- _Geforderte Aufgabe_
Drucken Sie aus dem nachfolgenden Text über die Malstunden im Pflegeheim einen Abschnitt wortgetreu ab. Er beginnt bei den Worten mit „Geschichten aus dem“ und endet nach „Teilnehmerin, Frau K.“.

Geschichten aus dem Pflegeheim: „Dreh dich noch einmal um, eh wir auseinandergehen….“

Mal wieder ein paar Bilder aus meiner kunstgeragogischen Tätigkeit in der Pflegeeinrichtung – diesmal die beiden jeweiligen Kontrapunkte des Teilnehmerkreises, die stark demente Frau S. und die orientierte und künstlerisch ambitionierteste Teilnehmerin, Frau K.

Frau S. beherrscht je nach Tagesform die Handhabung von so vielen unterschiedlichen Dingen – Papier, Pinsel, Wasser, Farbkästen – nur gerade so und muss immer wieder beobachtet, ermuntert und angeleitet werden. Tut man das nicht, arbeitet sie beinahe mechanisch (offenbar aber mit einigem Vergnügen) vor sich hin, mit einer einzigen Farbe, an einer Stelle des Papiers, bis die Farbe verbraucht, das Wasser getrocknet und das Papier durchgescheuert ist.

Schon der Vorgang des Wiedereintauchens des Pinsels ins Wasser und Neuaufnahme der Farbe überfordert sie in einem Maße, das sich Nicht-Demente kaum vorstellen können. Irgendwann hört sie dann einfach auf und sitzt nur noch da.

Geht man Frau S. aber zur Hand und erinnert sie an die einzelnen Schritte des Malvorgangs, macht sie gerne mit und scheint große Freude und Befriedigung zu ziehen aus dem Spiel der Farben, deren Verläufen auf dem nassen Papier und der Tatsache, dass SIE diese Vorgänge auslöst. Ihre Aquarelle sind vielfältig interpretierńbar, weil sie völlig gegenstandslos und ungeplant sind. Die Dinge und Formen, die man in ihnen sehen kann, geben die Anwesenden und ich selbst in die Runde, wenn wir – meistens am Schluß des Angebotes – gemeinsam die jeweiligen Bilder anschauen und besprechen. Frau S. sitzt dabei, hört sich das alles staunend an, nickt auch manchmal und sagt „Ja“, aber es scheint, als wüsste sie schon gar nicht mehr, dass sie es war, die diese Bilder gemalt hat.

- _Bereitgestelltes Material_
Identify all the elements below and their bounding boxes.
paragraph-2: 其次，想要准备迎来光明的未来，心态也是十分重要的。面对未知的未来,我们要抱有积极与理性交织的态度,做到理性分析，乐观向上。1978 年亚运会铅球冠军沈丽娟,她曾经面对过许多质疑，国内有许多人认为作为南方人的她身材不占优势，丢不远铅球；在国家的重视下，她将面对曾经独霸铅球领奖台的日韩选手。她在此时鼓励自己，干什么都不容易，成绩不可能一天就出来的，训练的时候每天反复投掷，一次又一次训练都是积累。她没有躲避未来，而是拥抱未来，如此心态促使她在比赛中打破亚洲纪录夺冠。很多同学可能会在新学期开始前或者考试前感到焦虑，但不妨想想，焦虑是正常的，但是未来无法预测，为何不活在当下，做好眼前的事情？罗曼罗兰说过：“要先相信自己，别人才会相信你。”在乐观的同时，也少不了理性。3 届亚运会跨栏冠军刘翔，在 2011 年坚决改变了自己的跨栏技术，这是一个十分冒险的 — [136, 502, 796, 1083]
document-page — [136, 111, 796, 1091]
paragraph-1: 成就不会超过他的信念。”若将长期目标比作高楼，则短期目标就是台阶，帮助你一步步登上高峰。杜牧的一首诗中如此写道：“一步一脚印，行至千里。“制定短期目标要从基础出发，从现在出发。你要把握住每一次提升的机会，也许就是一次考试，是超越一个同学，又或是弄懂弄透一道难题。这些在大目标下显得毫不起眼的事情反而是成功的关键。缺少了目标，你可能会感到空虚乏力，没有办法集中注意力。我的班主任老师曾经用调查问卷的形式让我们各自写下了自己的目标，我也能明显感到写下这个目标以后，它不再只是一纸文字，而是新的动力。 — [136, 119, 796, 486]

- _Vollständige Antwort_
Geschichten aus dem Pflegeheim: „Dreh dich noch einmal um, eh wir auseinandergehen….“

Mal wieder ein paar Bilder aus meiner kunstgeragogischen Tätigkeit in der Pflegeeinrichtung – diesmal die beiden jeweiligen Kontrapunkte des Teilnehmerkreises, die stark demente Frau S. und die orientierte und künstlerisch ambitionierteste Teilnehmerin, Frau K.